Material provided:
---+---

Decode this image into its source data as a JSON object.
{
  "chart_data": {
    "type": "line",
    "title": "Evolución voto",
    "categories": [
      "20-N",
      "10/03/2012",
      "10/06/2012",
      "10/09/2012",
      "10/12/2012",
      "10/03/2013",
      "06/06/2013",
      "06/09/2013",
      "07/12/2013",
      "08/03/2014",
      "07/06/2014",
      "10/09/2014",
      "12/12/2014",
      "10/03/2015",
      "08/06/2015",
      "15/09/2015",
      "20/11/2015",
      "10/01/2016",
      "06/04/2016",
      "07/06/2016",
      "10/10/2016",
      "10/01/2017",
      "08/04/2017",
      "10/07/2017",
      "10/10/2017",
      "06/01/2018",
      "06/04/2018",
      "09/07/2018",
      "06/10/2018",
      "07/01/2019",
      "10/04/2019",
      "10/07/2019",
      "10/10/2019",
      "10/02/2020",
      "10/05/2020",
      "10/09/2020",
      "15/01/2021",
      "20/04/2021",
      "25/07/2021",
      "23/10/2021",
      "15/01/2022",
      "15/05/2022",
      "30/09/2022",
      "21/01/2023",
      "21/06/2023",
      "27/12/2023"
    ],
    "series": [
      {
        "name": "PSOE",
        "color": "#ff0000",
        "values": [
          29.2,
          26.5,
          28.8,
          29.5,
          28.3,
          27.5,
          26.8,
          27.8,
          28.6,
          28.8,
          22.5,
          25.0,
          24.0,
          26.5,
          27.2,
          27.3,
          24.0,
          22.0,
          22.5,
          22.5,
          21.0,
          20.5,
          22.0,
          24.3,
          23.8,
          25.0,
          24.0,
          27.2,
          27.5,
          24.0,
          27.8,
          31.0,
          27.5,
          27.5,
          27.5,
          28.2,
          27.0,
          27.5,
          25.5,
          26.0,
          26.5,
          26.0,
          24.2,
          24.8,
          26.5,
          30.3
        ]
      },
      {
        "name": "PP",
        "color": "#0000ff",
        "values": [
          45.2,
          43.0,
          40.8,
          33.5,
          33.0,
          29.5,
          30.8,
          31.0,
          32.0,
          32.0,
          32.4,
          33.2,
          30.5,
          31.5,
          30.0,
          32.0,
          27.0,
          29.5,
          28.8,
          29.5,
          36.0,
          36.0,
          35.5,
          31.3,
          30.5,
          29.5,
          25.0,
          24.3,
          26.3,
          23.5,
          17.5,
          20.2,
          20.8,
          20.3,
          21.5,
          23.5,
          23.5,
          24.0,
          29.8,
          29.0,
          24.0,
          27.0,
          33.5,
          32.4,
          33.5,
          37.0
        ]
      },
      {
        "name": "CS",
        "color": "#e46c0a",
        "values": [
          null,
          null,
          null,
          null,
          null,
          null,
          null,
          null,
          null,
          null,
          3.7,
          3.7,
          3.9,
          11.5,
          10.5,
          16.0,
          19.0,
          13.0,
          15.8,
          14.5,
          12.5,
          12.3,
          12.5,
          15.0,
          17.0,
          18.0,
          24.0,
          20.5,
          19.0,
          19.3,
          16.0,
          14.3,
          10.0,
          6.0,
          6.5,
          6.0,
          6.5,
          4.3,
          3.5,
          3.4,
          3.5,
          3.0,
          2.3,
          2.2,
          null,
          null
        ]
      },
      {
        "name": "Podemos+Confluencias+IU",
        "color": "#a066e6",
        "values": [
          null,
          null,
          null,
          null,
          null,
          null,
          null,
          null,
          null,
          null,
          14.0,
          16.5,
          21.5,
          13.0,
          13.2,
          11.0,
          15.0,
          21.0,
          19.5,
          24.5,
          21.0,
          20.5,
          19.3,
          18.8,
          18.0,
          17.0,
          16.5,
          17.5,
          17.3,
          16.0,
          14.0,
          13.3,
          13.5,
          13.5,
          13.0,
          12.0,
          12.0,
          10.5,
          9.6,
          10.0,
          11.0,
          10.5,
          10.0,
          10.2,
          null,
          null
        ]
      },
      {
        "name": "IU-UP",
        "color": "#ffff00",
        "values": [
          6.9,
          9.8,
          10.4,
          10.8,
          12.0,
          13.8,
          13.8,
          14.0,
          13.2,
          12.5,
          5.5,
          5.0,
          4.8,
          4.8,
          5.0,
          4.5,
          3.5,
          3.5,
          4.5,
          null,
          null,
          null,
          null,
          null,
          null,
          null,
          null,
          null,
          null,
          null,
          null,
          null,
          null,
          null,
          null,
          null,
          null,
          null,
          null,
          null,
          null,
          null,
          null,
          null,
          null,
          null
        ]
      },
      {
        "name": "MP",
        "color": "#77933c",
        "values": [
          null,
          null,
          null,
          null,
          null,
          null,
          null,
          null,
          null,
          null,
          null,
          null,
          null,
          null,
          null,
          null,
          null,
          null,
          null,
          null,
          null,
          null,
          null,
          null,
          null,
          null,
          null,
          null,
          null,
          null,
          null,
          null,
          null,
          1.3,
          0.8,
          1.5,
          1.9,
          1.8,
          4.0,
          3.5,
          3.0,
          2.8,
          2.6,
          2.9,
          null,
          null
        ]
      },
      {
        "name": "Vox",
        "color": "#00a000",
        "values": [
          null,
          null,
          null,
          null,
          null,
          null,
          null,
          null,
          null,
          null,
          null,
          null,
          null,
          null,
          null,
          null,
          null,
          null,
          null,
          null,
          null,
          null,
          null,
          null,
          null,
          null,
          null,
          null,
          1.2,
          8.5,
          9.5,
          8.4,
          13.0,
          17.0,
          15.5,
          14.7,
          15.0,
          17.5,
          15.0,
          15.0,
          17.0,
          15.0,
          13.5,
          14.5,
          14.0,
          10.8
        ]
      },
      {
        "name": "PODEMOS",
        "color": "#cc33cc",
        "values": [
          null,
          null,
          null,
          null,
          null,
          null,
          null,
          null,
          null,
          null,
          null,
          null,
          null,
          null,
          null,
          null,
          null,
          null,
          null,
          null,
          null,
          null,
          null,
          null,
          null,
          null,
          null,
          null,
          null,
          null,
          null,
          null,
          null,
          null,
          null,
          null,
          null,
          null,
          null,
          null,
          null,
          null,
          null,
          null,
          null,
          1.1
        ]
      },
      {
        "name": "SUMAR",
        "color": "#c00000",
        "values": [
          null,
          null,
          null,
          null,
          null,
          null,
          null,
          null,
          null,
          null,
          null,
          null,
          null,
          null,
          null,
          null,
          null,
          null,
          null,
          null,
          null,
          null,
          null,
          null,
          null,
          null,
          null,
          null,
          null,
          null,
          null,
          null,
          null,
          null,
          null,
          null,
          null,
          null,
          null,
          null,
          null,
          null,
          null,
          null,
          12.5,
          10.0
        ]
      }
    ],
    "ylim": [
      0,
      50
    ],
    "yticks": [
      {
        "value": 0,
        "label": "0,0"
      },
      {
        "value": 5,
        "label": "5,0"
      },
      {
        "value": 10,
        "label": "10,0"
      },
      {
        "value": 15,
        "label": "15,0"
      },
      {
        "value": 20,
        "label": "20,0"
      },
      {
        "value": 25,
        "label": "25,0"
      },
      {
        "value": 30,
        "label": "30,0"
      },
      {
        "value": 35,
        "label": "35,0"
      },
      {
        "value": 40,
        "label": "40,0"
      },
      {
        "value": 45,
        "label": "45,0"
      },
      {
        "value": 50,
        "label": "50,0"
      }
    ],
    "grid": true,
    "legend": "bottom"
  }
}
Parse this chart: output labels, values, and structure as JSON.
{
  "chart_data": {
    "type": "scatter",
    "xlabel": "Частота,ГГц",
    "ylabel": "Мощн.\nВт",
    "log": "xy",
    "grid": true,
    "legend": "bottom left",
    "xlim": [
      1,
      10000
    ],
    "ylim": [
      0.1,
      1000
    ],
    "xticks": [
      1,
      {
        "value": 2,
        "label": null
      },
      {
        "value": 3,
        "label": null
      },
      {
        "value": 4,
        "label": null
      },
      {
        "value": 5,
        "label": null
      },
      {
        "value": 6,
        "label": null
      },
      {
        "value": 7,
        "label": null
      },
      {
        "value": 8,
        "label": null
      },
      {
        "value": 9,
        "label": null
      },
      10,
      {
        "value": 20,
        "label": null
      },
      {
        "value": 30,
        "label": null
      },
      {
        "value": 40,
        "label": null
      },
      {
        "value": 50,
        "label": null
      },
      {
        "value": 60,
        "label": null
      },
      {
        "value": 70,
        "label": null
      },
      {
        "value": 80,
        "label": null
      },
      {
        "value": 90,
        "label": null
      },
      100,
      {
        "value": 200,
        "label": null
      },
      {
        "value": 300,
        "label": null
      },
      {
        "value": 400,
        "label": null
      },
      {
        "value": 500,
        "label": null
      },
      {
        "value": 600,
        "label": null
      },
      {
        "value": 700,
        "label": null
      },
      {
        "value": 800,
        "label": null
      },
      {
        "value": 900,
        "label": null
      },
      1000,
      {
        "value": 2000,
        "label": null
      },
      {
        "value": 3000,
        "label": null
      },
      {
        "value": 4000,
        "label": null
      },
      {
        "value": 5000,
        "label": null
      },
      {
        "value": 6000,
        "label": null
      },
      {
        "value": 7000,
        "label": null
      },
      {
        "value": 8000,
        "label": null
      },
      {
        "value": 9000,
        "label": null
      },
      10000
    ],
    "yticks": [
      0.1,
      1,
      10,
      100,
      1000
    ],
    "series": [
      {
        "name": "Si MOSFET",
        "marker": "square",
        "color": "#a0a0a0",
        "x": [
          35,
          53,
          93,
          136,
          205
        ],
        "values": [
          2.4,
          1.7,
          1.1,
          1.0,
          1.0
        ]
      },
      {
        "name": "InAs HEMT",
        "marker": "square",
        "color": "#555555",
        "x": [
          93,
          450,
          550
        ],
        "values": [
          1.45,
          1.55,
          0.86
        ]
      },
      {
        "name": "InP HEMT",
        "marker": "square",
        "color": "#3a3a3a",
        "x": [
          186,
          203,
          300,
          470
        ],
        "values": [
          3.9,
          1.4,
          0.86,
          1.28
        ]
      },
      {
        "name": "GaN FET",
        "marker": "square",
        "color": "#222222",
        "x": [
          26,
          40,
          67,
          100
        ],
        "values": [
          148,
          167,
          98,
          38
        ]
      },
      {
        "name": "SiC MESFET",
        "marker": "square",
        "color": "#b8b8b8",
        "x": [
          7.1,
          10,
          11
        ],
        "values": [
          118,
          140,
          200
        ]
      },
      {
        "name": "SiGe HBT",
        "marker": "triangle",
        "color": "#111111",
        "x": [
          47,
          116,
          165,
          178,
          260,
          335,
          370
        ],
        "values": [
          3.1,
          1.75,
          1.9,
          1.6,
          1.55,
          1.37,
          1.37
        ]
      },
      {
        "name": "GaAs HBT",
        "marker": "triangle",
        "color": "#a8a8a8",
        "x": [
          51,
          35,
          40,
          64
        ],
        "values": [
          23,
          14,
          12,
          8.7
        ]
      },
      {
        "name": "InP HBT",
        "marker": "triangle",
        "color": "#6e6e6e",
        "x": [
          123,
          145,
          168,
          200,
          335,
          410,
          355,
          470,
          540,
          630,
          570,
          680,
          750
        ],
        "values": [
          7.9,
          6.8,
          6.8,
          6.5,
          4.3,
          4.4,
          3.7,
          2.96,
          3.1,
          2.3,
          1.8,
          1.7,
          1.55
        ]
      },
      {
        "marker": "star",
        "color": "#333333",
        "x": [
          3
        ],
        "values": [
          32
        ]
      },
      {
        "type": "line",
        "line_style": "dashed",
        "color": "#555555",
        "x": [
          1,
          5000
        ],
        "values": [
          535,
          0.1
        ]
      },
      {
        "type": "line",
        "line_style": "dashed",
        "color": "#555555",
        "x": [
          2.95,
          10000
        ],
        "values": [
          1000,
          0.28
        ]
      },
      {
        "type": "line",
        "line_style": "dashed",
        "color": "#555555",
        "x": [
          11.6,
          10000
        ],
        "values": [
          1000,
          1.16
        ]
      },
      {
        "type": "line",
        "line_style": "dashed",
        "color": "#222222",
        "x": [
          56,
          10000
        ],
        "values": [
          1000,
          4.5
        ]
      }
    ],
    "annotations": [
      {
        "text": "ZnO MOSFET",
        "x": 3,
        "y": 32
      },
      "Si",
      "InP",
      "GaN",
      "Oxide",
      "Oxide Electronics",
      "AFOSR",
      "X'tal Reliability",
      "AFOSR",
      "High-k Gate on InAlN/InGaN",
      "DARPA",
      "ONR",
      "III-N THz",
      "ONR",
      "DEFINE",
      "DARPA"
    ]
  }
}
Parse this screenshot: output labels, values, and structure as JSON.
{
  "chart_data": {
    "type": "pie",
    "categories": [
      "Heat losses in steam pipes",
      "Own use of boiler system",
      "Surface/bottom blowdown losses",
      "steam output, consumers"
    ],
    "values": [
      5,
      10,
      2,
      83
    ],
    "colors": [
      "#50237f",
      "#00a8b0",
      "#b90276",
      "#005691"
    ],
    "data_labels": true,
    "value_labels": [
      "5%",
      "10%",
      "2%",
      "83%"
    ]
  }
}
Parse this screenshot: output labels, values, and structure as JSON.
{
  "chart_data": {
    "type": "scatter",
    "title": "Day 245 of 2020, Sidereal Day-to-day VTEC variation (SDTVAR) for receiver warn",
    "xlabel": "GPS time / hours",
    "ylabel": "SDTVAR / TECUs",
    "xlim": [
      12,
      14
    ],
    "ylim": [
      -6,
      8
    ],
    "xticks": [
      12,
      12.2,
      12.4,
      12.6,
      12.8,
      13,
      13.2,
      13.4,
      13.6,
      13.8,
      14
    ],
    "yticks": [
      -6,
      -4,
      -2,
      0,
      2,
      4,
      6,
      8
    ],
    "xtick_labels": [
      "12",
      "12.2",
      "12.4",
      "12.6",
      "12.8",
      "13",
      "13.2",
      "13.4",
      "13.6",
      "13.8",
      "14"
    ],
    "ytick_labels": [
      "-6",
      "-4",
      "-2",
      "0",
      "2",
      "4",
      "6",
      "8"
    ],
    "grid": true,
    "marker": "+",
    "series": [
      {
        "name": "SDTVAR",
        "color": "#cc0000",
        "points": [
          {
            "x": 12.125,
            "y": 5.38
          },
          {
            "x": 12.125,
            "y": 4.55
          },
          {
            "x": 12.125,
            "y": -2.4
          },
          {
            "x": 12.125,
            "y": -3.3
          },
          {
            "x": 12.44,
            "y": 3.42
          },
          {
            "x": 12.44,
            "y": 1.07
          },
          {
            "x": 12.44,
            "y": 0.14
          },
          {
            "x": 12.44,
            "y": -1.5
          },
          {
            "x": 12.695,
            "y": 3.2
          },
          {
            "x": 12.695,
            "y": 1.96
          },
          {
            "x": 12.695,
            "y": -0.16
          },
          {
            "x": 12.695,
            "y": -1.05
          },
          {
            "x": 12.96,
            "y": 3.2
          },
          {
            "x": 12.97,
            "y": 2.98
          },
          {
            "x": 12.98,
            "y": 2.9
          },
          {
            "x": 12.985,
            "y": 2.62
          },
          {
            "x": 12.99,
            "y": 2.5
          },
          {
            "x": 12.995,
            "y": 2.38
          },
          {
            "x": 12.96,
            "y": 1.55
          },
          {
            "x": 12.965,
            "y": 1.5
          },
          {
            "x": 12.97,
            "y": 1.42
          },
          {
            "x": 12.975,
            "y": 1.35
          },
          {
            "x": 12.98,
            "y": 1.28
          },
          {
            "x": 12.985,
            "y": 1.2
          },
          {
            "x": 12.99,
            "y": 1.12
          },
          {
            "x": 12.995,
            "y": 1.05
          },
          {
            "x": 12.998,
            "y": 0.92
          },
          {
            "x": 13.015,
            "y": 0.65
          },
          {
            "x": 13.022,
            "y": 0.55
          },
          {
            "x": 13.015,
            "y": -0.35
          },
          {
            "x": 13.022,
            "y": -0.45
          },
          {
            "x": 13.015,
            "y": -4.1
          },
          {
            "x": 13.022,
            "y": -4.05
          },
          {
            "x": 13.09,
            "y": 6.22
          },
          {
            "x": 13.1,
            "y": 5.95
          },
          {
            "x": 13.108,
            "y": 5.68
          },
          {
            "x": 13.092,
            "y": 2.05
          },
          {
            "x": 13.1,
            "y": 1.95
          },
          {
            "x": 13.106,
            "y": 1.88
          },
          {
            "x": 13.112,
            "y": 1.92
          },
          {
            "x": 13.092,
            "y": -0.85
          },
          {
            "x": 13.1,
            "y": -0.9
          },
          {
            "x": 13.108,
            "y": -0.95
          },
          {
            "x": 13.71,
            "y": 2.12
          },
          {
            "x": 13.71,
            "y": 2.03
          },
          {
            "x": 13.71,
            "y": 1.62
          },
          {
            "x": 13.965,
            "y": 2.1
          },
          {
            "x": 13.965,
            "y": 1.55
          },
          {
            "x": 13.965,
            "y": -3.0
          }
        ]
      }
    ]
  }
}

---+---

Work instructions:
Write down every line of the data above that includes the string "steam".

Exercise result:
      "Heat losses in steam pipes",
      "steam output, consumers"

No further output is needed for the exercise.